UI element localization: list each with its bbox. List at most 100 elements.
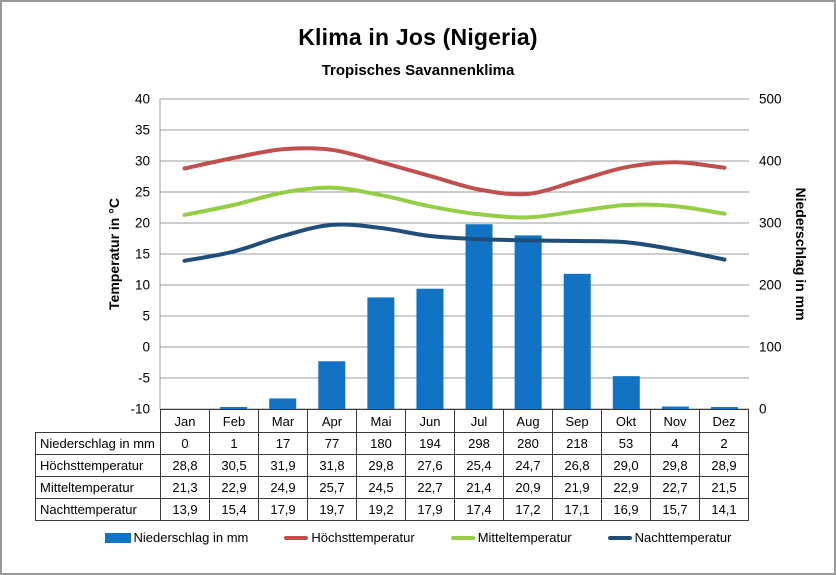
row-label-cell: Nachttemperatur: [35, 498, 161, 521]
left-axis-tick-label: 25: [135, 185, 150, 200]
right-axis-title: Niederschlag in mm: [793, 187, 809, 321]
bar-swatch-icon: [104, 532, 131, 543]
value-cell: 31,8: [307, 454, 357, 477]
bar-Mai: [367, 297, 395, 409]
right-axis-tick-label: 100: [759, 340, 782, 355]
left-axis-tick-label: 5: [142, 309, 150, 324]
left-axis-tick-label: 40: [135, 92, 150, 107]
bar-Mar: [269, 398, 297, 409]
value-cell: 22,9: [209, 476, 259, 499]
value-cell: 280: [503, 432, 553, 455]
bar-Nov: [661, 406, 689, 409]
row-label-cell: Höchsttemperatur: [35, 454, 161, 477]
value-cell: 14,1: [699, 498, 749, 521]
legend-label: Höchsttemperatur: [311, 530, 415, 545]
right-axis-tick-label: 500: [759, 92, 782, 107]
value-cell: 29,8: [356, 454, 406, 477]
bar-Aug: [514, 235, 542, 409]
month-header-cell: Dez: [699, 409, 749, 433]
value-cell: 30,5: [209, 454, 259, 477]
value-cell: 0: [160, 432, 210, 455]
table-row: Höchsttemperatur 28,8 30,5 31,9 31,8 29,8 27,6…: [35, 454, 749, 477]
left-axis-title: Temperatur in °C: [106, 198, 122, 310]
line-swatch-icon: [284, 535, 309, 540]
value-cell: 4: [650, 432, 700, 455]
value-cell: 26,8: [552, 454, 602, 477]
bar-Jun: [416, 288, 444, 409]
right-axis-tick-label: 200: [759, 278, 782, 293]
value-cell: 22,7: [405, 476, 455, 499]
value-cell: 24,5: [356, 476, 406, 499]
value-cell: 17,9: [258, 498, 308, 521]
line-swatch-icon: [450, 535, 475, 540]
value-cell: 19,2: [356, 498, 406, 521]
line-Höchsttemperatur: [182, 146, 727, 197]
left-axis-tick-label: 10: [135, 278, 150, 293]
value-cell: 22,7: [650, 476, 700, 499]
right-axis-tick-label: 400: [759, 154, 782, 169]
value-cell: 24,7: [503, 454, 553, 477]
month-header-cell: Mar: [258, 409, 308, 433]
value-cell: 2: [699, 432, 749, 455]
left-axis-tick-label: 0: [142, 340, 150, 355]
month-header-cell: Aug: [503, 409, 553, 433]
table-header-row: Jan Feb Mar Apr Mai Jun Jul Aug Sep Okt Nov Dez: [36, 409, 749, 433]
value-cell: 21,3: [160, 476, 210, 499]
table-row: Nachttemperatur 13,9 15,4 17,9 19,7 19,2 17,9 1…: [35, 498, 749, 521]
value-cell: 218: [552, 432, 602, 455]
value-cell: 22,9: [601, 476, 651, 499]
chart-subtitle: Tropisches Savannenklima: [321, 62, 515, 79]
chart-legend: Niederschlag in mm Höchsttemperatur Mitt…: [2, 530, 834, 545]
bar-Dez: [710, 407, 738, 409]
value-cell: 1: [209, 432, 259, 455]
month-header-cell: Okt: [601, 409, 651, 433]
legend-item-hoechsttemperatur: Höchsttemperatur: [284, 530, 415, 545]
climate-data-table: Jan Feb Mar Apr Mai Jun Jul Aug Sep Okt Nov Dez Nied…: [35, 409, 749, 521]
value-cell: 28,8: [160, 454, 210, 477]
value-cell: 17: [258, 432, 308, 455]
value-cell: 53: [601, 432, 651, 455]
table-row: Mitteltemperatur 21,3 22,9 24,9 25,7 24,5 22,7…: [35, 476, 749, 499]
value-cell: 16,9: [601, 498, 651, 521]
value-cell: 21,9: [552, 476, 602, 499]
left-axis-tick-label: 35: [135, 123, 150, 138]
left-axis-tick-label: 30: [135, 154, 150, 169]
legend-label: Mitteltemperatur: [477, 530, 572, 545]
month-header-cell: Apr: [307, 409, 357, 433]
month-header-cell: Feb: [209, 409, 259, 433]
value-cell: 25,4: [454, 454, 504, 477]
value-cell: 28,9: [699, 454, 749, 477]
line-swatch-icon: [607, 535, 632, 540]
value-cell: 29,0: [601, 454, 651, 477]
value-cell: 194: [405, 432, 455, 455]
bar-Jul: [465, 224, 493, 409]
value-cell: 13,9: [160, 498, 210, 521]
value-cell: 77: [307, 432, 357, 455]
value-cell: 15,4: [209, 498, 259, 521]
value-cell: 17,4: [454, 498, 504, 521]
month-header-cell: Mai: [356, 409, 406, 433]
left-axis-tick-label: -10: [130, 402, 150, 417]
value-cell: 21,4: [454, 476, 504, 499]
month-header-cell: Jul: [454, 409, 504, 433]
row-label-cell: Niederschlag in mm: [35, 432, 161, 455]
bar-Feb: [220, 407, 248, 409]
chart-title: Klima in Jos (Nigeria): [298, 24, 538, 50]
line-Mitteltemperatur: [182, 185, 727, 220]
value-cell: 17,2: [503, 498, 553, 521]
value-cell: 19,7: [307, 498, 357, 521]
legend-label: Niederschlag in mm: [133, 530, 249, 545]
bar-Sep: [563, 273, 591, 409]
left-axis-tick-label: 15: [135, 247, 150, 262]
value-cell: 20,9: [503, 476, 553, 499]
left-axis-tick-label: -5: [138, 371, 150, 386]
month-header-cell: Jan: [160, 409, 210, 433]
legend-item-mitteltemperatur: Mitteltemperatur: [450, 530, 572, 545]
right-axis-tick-label: 0: [759, 402, 767, 417]
line-Nachttemperatur: [182, 222, 727, 263]
month-header-cell: Nov: [650, 409, 700, 433]
value-cell: 180: [356, 432, 406, 455]
value-cell: 31,9: [258, 454, 308, 477]
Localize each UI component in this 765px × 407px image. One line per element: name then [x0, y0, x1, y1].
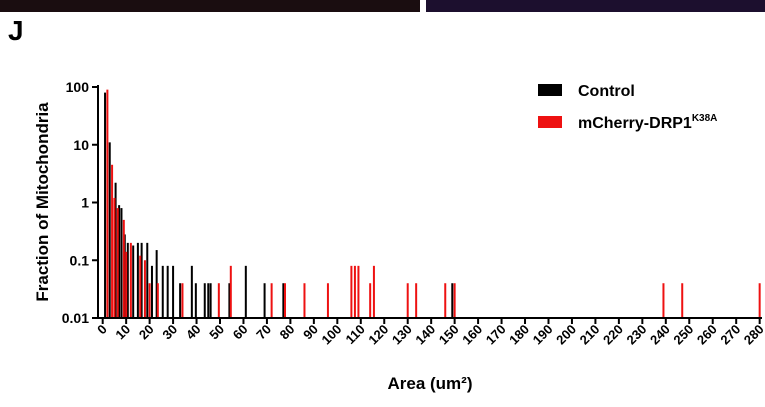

→ Aim of the task
Rewrite all the records above with every "value-cell" swapped for "data-cell" and nothing else changed. Leave out the pictures.

→ Output for this task
UI element localization: list each with its bbox. List at most 100 elements.
row-label-cell: Nachttemperatur: [35, 498, 161, 521]
left-axis-tick-label: 25: [135, 185, 150, 200]
right-axis-title: Niederschlag in mm: [793, 187, 809, 321]
bar-swatch-icon: [104, 532, 131, 543]
data-cell: 31,8: [307, 454, 357, 477]
bar-Mai: [367, 297, 395, 409]
right-axis-tick-label: 100: [759, 340, 782, 355]
left-axis-tick-label: 5: [142, 309, 150, 324]
left-axis-tick-label: 40: [135, 92, 150, 107]
bar-Mar: [269, 398, 297, 409]
data-cell: 22,9: [209, 476, 259, 499]
data-cell: 280: [503, 432, 553, 455]
bar-Nov: [661, 406, 689, 409]
row-label-cell: Höchsttemperatur: [35, 454, 161, 477]
data-cell: 14,1: [699, 498, 749, 521]
legend-label: Höchsttemperatur: [311, 530, 415, 545]
right-axis-tick-label: 500: [759, 92, 782, 107]
data-cell: 29,8: [356, 454, 406, 477]
bar-Aug: [514, 235, 542, 409]
month-header-cell: Dez: [699, 409, 749, 433]
data-cell: 30,5: [209, 454, 259, 477]
data-cell: 0: [160, 432, 210, 455]
table-row: Höchsttemperatur 28,8 30,5 31,9 31,8 29,8 27,6…: [35, 454, 749, 477]
left-axis-title: Temperatur in °C: [106, 198, 122, 310]
line-swatch-icon: [284, 535, 309, 540]
data-cell: 4: [650, 432, 700, 455]
data-cell: 26,8: [552, 454, 602, 477]
bar-Jun: [416, 288, 444, 409]
right-axis-tick-label: 200: [759, 278, 782, 293]
data-cell: 22,7: [405, 476, 455, 499]
data-cell: 24,5: [356, 476, 406, 499]
data-cell: 17,9: [258, 498, 308, 521]
line-swatch-icon: [450, 535, 475, 540]
data-cell: 19,2: [356, 498, 406, 521]
line-Höchsttemperatur: [182, 146, 727, 197]
left-axis-tick-label: 10: [135, 278, 150, 293]
data-cell: 22,7: [650, 476, 700, 499]
right-axis-tick-label: 400: [759, 154, 782, 169]
data-cell: 24,7: [503, 454, 553, 477]
month-header-cell: Mar: [258, 409, 308, 433]
data-cell: 2: [699, 432, 749, 455]
left-axis-tick-label: 0: [142, 340, 150, 355]
month-header-cell: Aug: [503, 409, 553, 433]
table-header-row: Jan Feb Mar Apr Mai Jun Jul Aug Sep Okt Nov Dez: [36, 409, 749, 433]
data-cell: 21,3: [160, 476, 210, 499]
table-row: Nachttemperatur 13,9 15,4 17,9 19,7 19,2 17,9 1…: [35, 498, 749, 521]
data-cell: 218: [552, 432, 602, 455]
data-cell: 22,9: [601, 476, 651, 499]
chart-subtitle: Tropisches Savannenklima: [321, 62, 515, 79]
chart-legend: Niederschlag in mm Höchsttemperatur Mitt…: [2, 530, 834, 545]
bar-Dez: [710, 407, 738, 409]
data-cell: 1: [209, 432, 259, 455]
month-header-cell: Okt: [601, 409, 651, 433]
legend-item-hoechsttemperatur: Höchsttemperatur: [284, 530, 415, 545]
climate-data-table: Jan Feb Mar Apr Mai Jun Jul Aug Sep Okt Nov Dez Nied…: [35, 409, 749, 521]
data-cell: 28,8: [160, 454, 210, 477]
data-cell: 17: [258, 432, 308, 455]
data-cell: 53: [601, 432, 651, 455]
table-row: Mitteltemperatur 21,3 22,9 24,9 25,7 24,5 22,7…: [35, 476, 749, 499]
data-cell: 16,9: [601, 498, 651, 521]
data-cell: 21,9: [552, 476, 602, 499]
left-axis-tick-label: 35: [135, 123, 150, 138]
left-axis-tick-label: 30: [135, 154, 150, 169]
legend-label: Mitteltemperatur: [477, 530, 572, 545]
month-header-cell: Apr: [307, 409, 357, 433]
month-header-cell: Feb: [209, 409, 259, 433]
data-cell: 25,4: [454, 454, 504, 477]
data-cell: 28,9: [699, 454, 749, 477]
line-swatch-icon: [607, 535, 632, 540]
data-cell: 29,0: [601, 454, 651, 477]
data-cell: 194: [405, 432, 455, 455]
bar-Jul: [465, 224, 493, 409]
data-cell: 13,9: [160, 498, 210, 521]
data-cell: 77: [307, 432, 357, 455]
data-cell: 15,4: [209, 498, 259, 521]
data-cell: 17,4: [454, 498, 504, 521]
month-header-cell: Mai: [356, 409, 406, 433]
left-axis-tick-label: -10: [130, 402, 150, 417]
data-cell: 21,4: [454, 476, 504, 499]
month-header-cell: Jul: [454, 409, 504, 433]
row-label-cell: Niederschlag in mm: [35, 432, 161, 455]
bar-Feb: [220, 407, 248, 409]
chart-title: Klima in Jos (Nigeria): [298, 24, 538, 50]
line-Mitteltemperatur: [182, 185, 727, 220]
data-cell: 17,2: [503, 498, 553, 521]
data-cell: 19,7: [307, 498, 357, 521]
legend-label: Niederschlag in mm: [133, 530, 249, 545]
bar-Sep: [563, 273, 591, 409]
left-axis-tick-label: 15: [135, 247, 150, 262]
data-cell: 20,9: [503, 476, 553, 499]
left-axis-tick-label: -5: [138, 371, 150, 386]
month-header-cell: Jan: [160, 409, 210, 433]
legend-item-mitteltemperatur: Mitteltemperatur: [450, 530, 572, 545]
right-axis-tick-label: 0: [759, 402, 767, 417]
line-Nachttemperatur: [182, 222, 727, 263]
month-header-cell: Nov: [650, 409, 700, 433]
data-cell: 180: [356, 432, 406, 455]
data-cell: 31,9: [258, 454, 308, 477]
Localize each UI component in this 765px × 407px image. One line per element: name then [x0, y0, x1, y1].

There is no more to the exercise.